> _Brief_
Repeat the whole listing below, word for word.
+ + + + + + +
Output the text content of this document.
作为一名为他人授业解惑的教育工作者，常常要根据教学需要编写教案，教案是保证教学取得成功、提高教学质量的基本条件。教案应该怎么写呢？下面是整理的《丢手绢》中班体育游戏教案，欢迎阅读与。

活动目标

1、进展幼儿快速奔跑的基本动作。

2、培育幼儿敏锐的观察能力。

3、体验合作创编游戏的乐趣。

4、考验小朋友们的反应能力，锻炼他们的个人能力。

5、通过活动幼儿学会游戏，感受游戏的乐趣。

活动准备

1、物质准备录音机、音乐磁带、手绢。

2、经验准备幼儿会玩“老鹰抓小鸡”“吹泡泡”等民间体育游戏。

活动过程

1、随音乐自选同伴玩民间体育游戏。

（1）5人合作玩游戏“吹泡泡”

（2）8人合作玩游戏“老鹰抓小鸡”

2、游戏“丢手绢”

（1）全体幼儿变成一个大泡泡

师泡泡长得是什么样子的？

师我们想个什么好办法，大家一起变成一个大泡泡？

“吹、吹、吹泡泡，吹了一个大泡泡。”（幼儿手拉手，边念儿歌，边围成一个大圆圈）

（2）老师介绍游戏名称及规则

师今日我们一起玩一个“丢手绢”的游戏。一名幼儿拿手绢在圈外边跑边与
+ + + + + + +
> _Answer in full_
Output the text content of this document.
作为一名为他人授业解惑的教育工作者，常常要根据教学需要编写教案，教案是保证教学取得成功、提高教学质量的基本条件。教案应该怎么写呢？下面是整理的《丢手绢》中班体育游戏教案，欢迎阅读与。

活动目标

1、进展幼儿快速奔跑的基本动作。

2、培育幼儿敏锐的观察能力。

3、体验合作创编游戏的乐趣。

4、考验小朋友们的反应能力，锻炼他们的个人能力。

5、通过活动幼儿学会游戏，感受游戏的乐趣。

活动准备

1、物质准备录音机、音乐磁带、手绢。

2、经验准备幼儿会玩“老鹰抓小鸡”“吹泡泡”等民间体育游戏。

活动过程

1、随音乐自选同伴玩民间体育游戏。

（1）5人合作玩游戏“吹泡泡”

（2）8人合作玩游戏“老鹰抓小鸡”

2、游戏“丢手绢”

（1）全体幼儿变成一个大泡泡

师泡泡长得是什么样子的？

师我们想个什么好办法，大家一起变成一个大泡泡？

“吹、吹、吹泡泡，吹了一个大泡泡。”（幼儿手拉手，边念儿歌，边围成一个大圆圈）

（2）老师介绍游戏名称及规则

师今日我们一起玩一个“丢手绢”的游戏。一名幼儿拿手绢在圈外边跑边与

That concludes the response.